## GIVEN TEXT
Skip to main content

Local text-to-speech daemon and CLI for speech notifications from scripts, builds, cron jobs, and ML training runs, powered by Kokoro TTS with GPU offload and espeak fallback.

Project description

speakd

PyPI PyPI - Python Version

A local text-to-speech daemon and CLI for speech notifications from long-running jobs.

speakd is a Python TTS daemon powered by Kokoro (a fast, high-quality local text-to-speech model). Shell scripts, machine-learning training runs, builds, cron jobs, CI hooks, and Python programs can send fire-and-forget speech notifications over a Unix socket; the caller returns in about a millisecond while the daemon queues, synthesizes, and plays each line in order. If anything in the audio stack fails, the line degrades to espeak instead of disappearing.

It was built to narrate machine-learning training runs on a single-GPU workstation, which shaped its defining feature: the TTS model dynamically offloads itself from the GPU when narration goes quiet, so it never holds VRAM hostage from the workload it is narrating.

$ pip install speakd
$ speak "training started"          # daemon auto-spawns on first use
$ speak --interrupt "loss is NaN"   # cuts off whatever is playing, speaks NOW
$ make 2>&1 | tail -1 | speak       # pipe-friendly

Use cases

  • Add voice alerts to machine-learning training runs when epochs finish, checkpoints save, loss becomes NaN, or jobs crash.
  • Turn shell scripts, Makefiles, cron jobs, and CI hooks into spoken status updates.
  • Use Kokoro TTS locally without blocking the process that asked for speech.
  • Share one text-to-speech queue across multiple processes so messages do not overlap.
  • Release GPU VRAM after narration bursts with dynamic CPU/GPU offload.

Why a daemon?

Calling a TTS library inline is the obvious approach and the wrong one for narration: it blocks the caller for seconds per line, loads a model per process, and overlapping lines talk over each other. speakd inverts this:

  • ~1 ms per call. The client writes one line to a Unix socket and returns. Narration can sit inside hot loops and signal handlers.
  • One model, one queue. A single daemon owns the model and serialises playback. Ten processes can narrate concurrently without crosstalk.
  • Failure-proof by design. Daemon down? The client spawns it. Spawn fails? espeak fallback. No audio at all? The caller still never raises.

Architecture

 any process, any language                 speakd daemon (one per socket, flock-enforced)
┌──────────────────────┐            ┌───────────────────────────────────────────────┐
│  speak "epoch done"  │──┐         │   asyncio Unix-socket server                  │
└──────────────────────┘  │         │        │                                      │
┌──────────────────────┐  │  UTF-8  │        ├── volume msg ──▶ live volume         │
│  Python: speak(...)  │──┼─ line ─▶│        ├── interrupt ───▶ drain queue +       │
└──────────────────────┘  │  over   │        │                  kill playback       │
┌──────────────────────┐  │  socket │        ▼                                      │
│  CI job, cron, hook  │──┘         │   FIFO queue ──▶ worker (thread executor)     │
└──────────────────────┘            │                     │                         │
          ▲                         │                     ▼                         │
          │ "OK\n" ack              │   Kokoro TTS ──▶ wav ──▶ mpv ──▶ 🔊           │
          │ (blocking mode only)    │   CPU ⇄ GPU                                   │
          └─────────────────────────│   (offloads after idle keepalive)             │
                                    │                                               │
                                    │   any failure ──▶ espeak fallback             │
                                    └───────────────────────────────────────────────┘

Features

  • Fire-and-forget socket design — newline-terminated UTF-8 over a Unix domain socket; trivially scriptable from any language. Optional OK ack for blocking callers.

## SHORT TASK 1
Can you extract from the records, word for word, the lines starting with the one containing "current-price-label: 74.839 [2194,475,2292,511]" and going on through the one containing "candle [1435,543,1446,548]", with both of those lines included?
These records have no connection to the speakd project page.

(Region annotation records)

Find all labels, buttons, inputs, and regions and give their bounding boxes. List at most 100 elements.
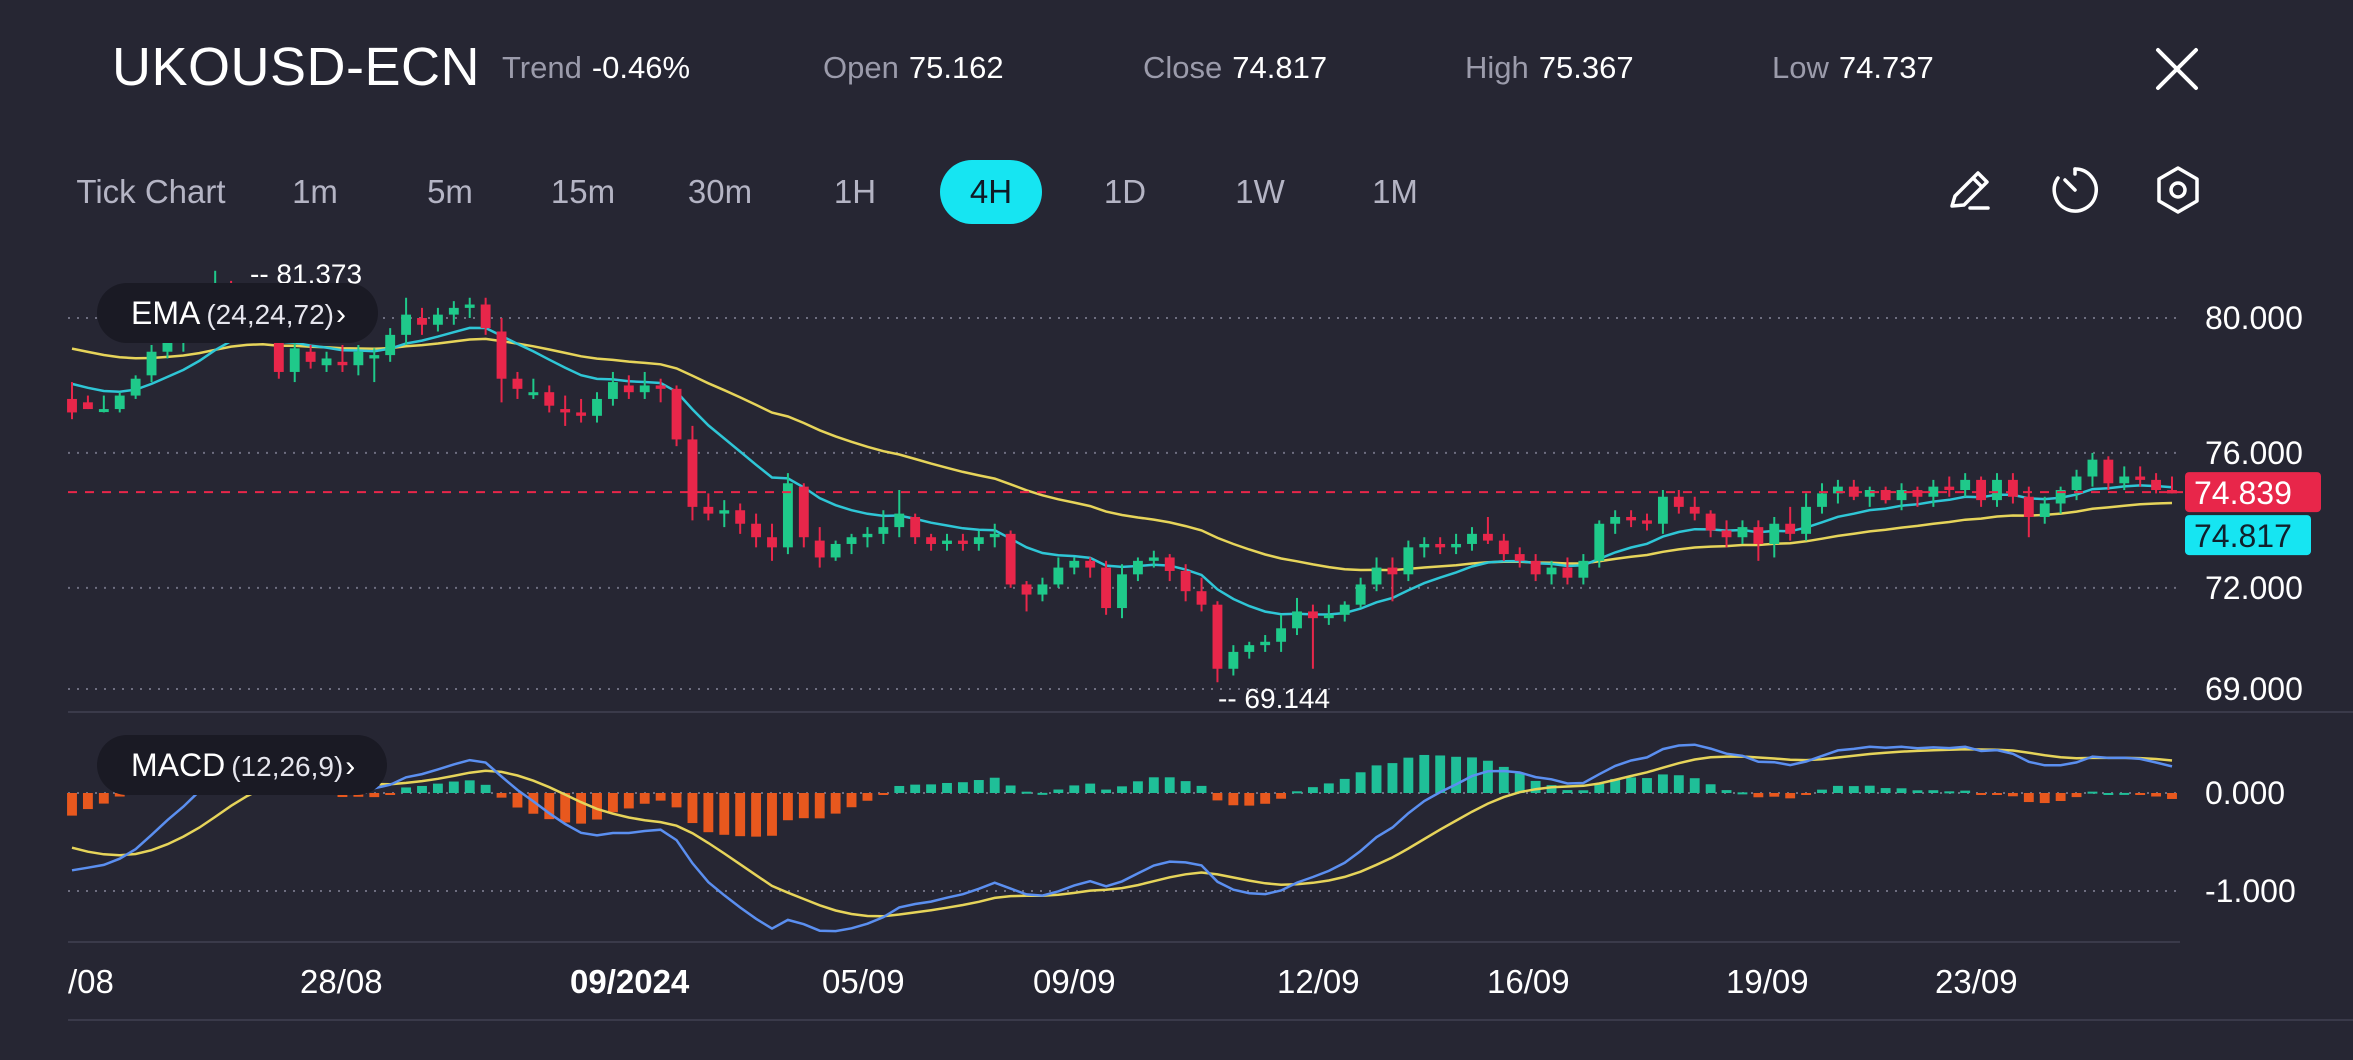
current-price-label: 74.839 [2194,475,2292,511]
candle [1037,584,1048,595]
macd-hist-bar [1276,793,1287,799]
axis-labels: 80.000 76.000 72.000 69.000 0.000 -1.000/08 28… [68,300,2303,1000]
candle [385,334,396,356]
tab-1h[interactable]: 1H [833,173,877,210]
candle [1435,543,1446,548]
macd-indicator-pill[interactable]: MACD (12,26,9)› [97,735,388,795]
symbol-title: UKOUSD-ECN [112,37,481,97]
close-stat: Close 74.817 [1143,50,1327,86]
tab-1m[interactable]: 1m [292,173,338,210]
price-tick-label: 69.000 [2205,671,2303,707]
trend-value: -0.46% [591,50,691,85]
macd-hist-bar [1737,792,1748,795]
candle [432,314,443,325]
candle [2055,490,2066,504]
x-tick-label: 16/09 [1487,963,1570,1000]
candle [910,516,921,538]
macd-hist-bar [1801,793,1812,795]
candle [1801,506,1812,534]
macd-hist-bar [114,793,125,797]
timer-button[interactable] [2045,160,2105,220]
candle [1021,584,1032,595]
macd-hist-bar [2007,793,2018,797]
tab-1mo[interactable]: 1M [1372,173,1418,210]
candle [480,304,491,329]
x-tick-label: 09/2024 [570,963,690,1000]
candle [1673,496,1684,507]
macd-hist-bar [1371,765,1382,793]
candle [798,486,809,538]
macd-hist-bar [1212,793,1223,801]
candle [655,385,666,389]
candle [337,361,348,366]
candle [1689,506,1700,514]
candle [1371,567,1382,585]
macd-hist-bar [544,793,555,820]
timeframe-bar: Tick Chart 1m 5m 15m 30m 1H 4H 1D 1W 1M [0,160,2353,224]
macd-hist-bar [1673,775,1684,793]
tab-5m[interactable]: 5m [427,173,473,210]
candle [592,398,602,416]
macd-hist-bar [417,785,427,793]
tab-30m[interactable]: 30m [687,173,753,210]
macd-tick-label: -1.000 [2205,873,2296,909]
x-tick-label: 05/09 [822,963,905,1000]
high-stat: High 75.367 [1465,50,1634,86]
x-tick-label: 28/08 [300,963,383,1000]
macd-hist-bar [480,784,491,793]
candle [82,402,93,410]
draw-tool-button[interactable] [1940,160,2000,220]
price-tick-label: 76.000 [2205,435,2303,471]
candle [98,409,109,413]
candle [1944,486,1955,491]
macd-hist-bar [894,785,905,793]
candle [1085,560,1096,568]
candle [846,537,857,544]
macd-hist-bar [2119,792,2130,795]
macd-hist-bar [1005,785,1016,793]
candle [2023,496,2034,517]
tab-1d[interactable]: 1D [1103,173,1147,210]
macd-hist-bar [528,793,539,814]
candle [862,533,873,538]
current-price-badge [2185,472,2321,513]
close-button[interactable] [2152,44,2202,94]
candle [1880,490,1891,501]
candle [401,314,412,335]
macd-hist-bar [448,781,459,793]
tab-1w[interactable]: 1W [1235,173,1285,210]
candle [1260,641,1271,646]
macd-hist-bar [1435,755,1446,793]
ema-indicator-pill[interactable]: EMA (24,24,72)› [97,283,378,343]
macd-hist-bar [862,793,873,801]
candle [512,378,523,389]
candle [1737,527,1748,538]
close-price-badge [2185,515,2311,556]
candle [1292,611,1302,629]
macd-hist-bar [1626,777,1637,793]
candle [1657,496,1668,524]
candle [623,385,634,393]
macd-hist-bar [1705,784,1716,793]
macd-signal-line [71,747,2173,918]
close-price-label: 74.817 [2194,518,2292,554]
x-tick-label: 12/09 [1277,963,1360,1000]
chart-grid [68,317,2353,1021]
settings-button[interactable] [2148,160,2208,220]
tab-tick-chart[interactable]: Tick Chart [76,173,226,210]
candle [353,351,364,366]
tab-15m[interactable]: 15m [550,173,616,210]
candle [1196,591,1207,605]
macd-hist-bar [2167,793,2177,799]
tab-4h[interactable]: 4H [940,160,1042,224]
macd-hist-bar [1228,793,1239,806]
candle [464,304,475,308]
macd-label: MACD [131,747,226,783]
macd-hist-bar [1610,778,1621,793]
macd-hist-bar [2087,791,2098,794]
candle [671,388,682,440]
timer-icon [2052,167,2098,213]
candle [417,318,427,325]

## SHORT TASK 2
How would you put this sentence from the speakd project page into Spanish: "Ten processes can narrate concurrently without crosstalk."

## FINISHED ANSWER 1
current-price-label: 74.839 [2194,475,2292,511]
candle [1037,584,1048,595]
macd-hist-bar [1276,793,1287,799]
axis-labels: 80.000 76.000 72.000 69.000 0.000 -1.000/08 28… [68,300,2303,1000]
candle [385,334,396,356]
tab-1h[interactable]: 1H [833,173,877,210]
candle [1435,543,1446,548]

## FINISHED ANSWER 2
Diez procesos pueden narrar de forma simultánea sin interferencias.